» **Given task**
Where a line holds the string "description", return that line.

» **Extracted data entries**
§

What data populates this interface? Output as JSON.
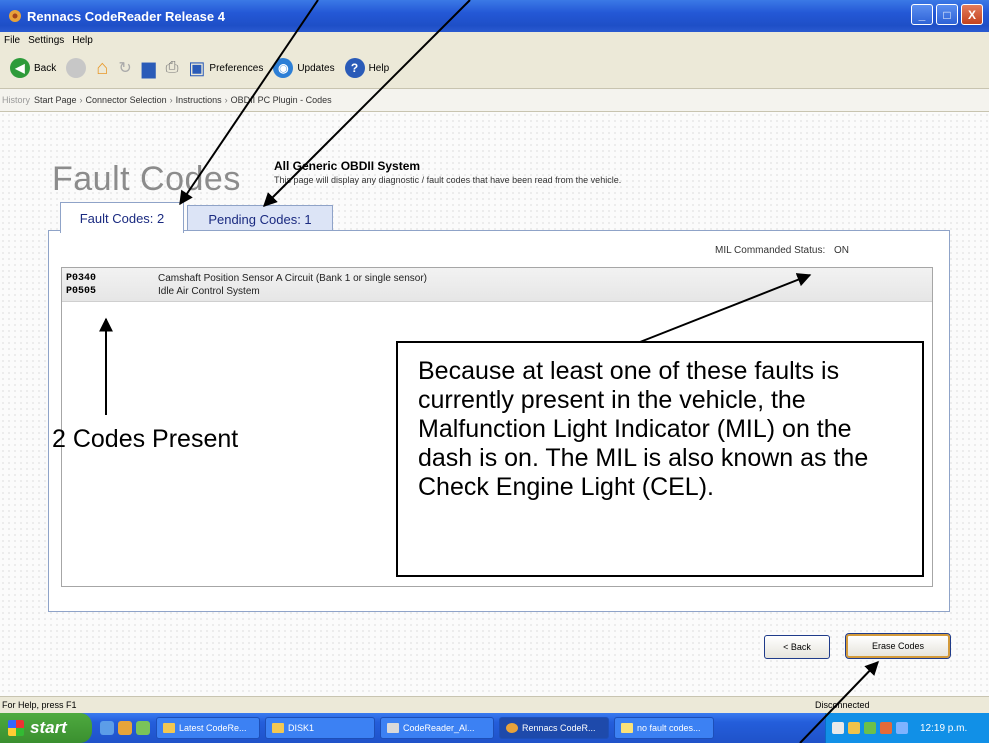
{
  "window": {
    "title": "Rennacs CodeReader Release 4",
    "buttons": [
      "_",
      "□",
      "X"
    ]
  },
  "menu": [
    "File",
    "Settings",
    "Help"
  ],
  "toolbar": {
    "back": "Back",
    "preferences": "Preferences",
    "updates": "Updates",
    "help": "Help"
  },
  "breadcrumb": {
    "history": "History",
    "items": [
      "Start Page",
      "Connector Selection",
      "Instructions",
      "OBDII PC Plugin - Codes"
    ]
  },
  "page": {
    "heading": "Fault Codes",
    "system_title": "All Generic OBDII System",
    "system_desc": "This page will display any diagnostic / fault codes that have been read from the vehicle.",
    "tabs": [
      {
        "label": "Fault Codes: 2",
        "active": true
      },
      {
        "label": "Pending Codes: 1",
        "active": false
      }
    ],
    "mil": {
      "label": "MIL Commanded Status:",
      "value": "ON"
    },
    "codes": [
      {
        "code": "P0340",
        "description": "Camshaft Position Sensor A Circuit (Bank 1 or single sensor)"
      },
      {
        "code": "P0505",
        "description": "Idle Air Control System"
      }
    ],
    "back_button": "< Back",
    "erase_button": "Erase Codes"
  },
  "statusbar": {
    "help": "For Help, press F1",
    "state": "Disconnected"
  },
  "taskbar": {
    "start": "start",
    "tasks": [
      {
        "label": "Latest CodeRe...",
        "active": false
      },
      {
        "label": "DISK1",
        "active": false
      },
      {
        "label": "CodeReader_Al...",
        "active": false
      },
      {
        "label": "Rennacs CodeR...",
        "active": true
      },
      {
        "label": "no fault codes...",
        "active": false
      }
    ],
    "clock": "12:19 p.m."
  },
  "annotations": {
    "callout": "Because at least one of these faults is currently present in the vehicle, the Malfunction Light Indicator (MIL) on the dash is on. The MIL is also known as the Check Engine Light (CEL).",
    "count_label": "2 Codes Present"
  }
}
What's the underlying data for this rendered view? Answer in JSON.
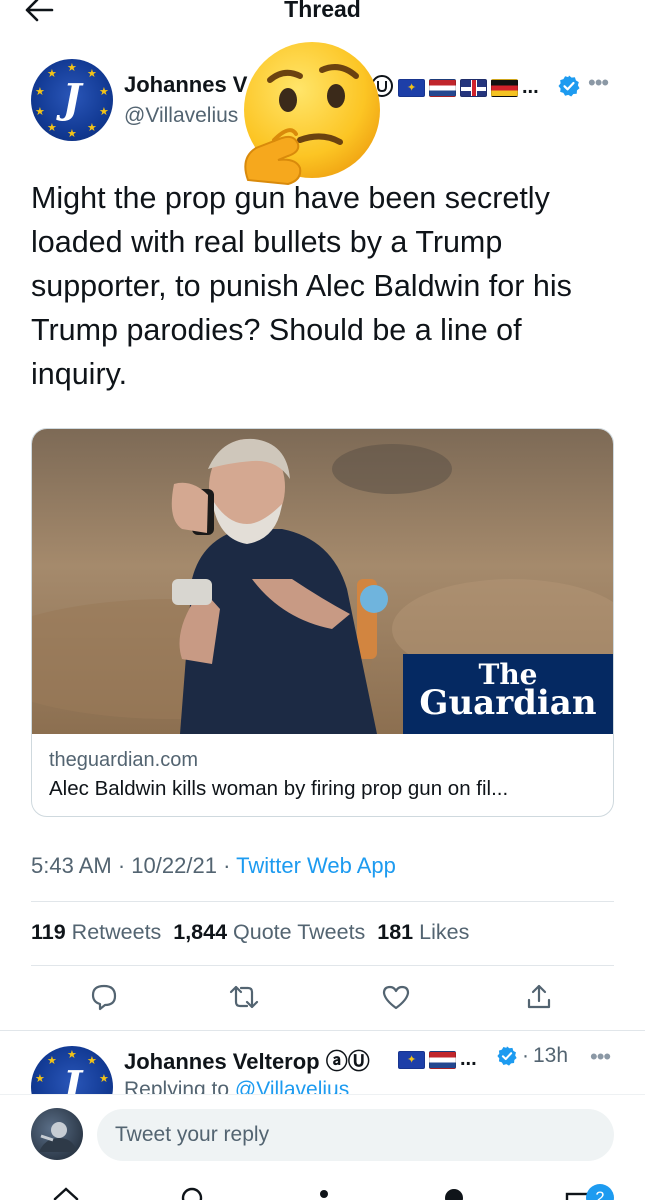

§

» **Output of the exercise**
        "description": "Camshaft Position Sensor A Circuit (Bank 1 or single sensor)"
        "description": "Idle Air Control System"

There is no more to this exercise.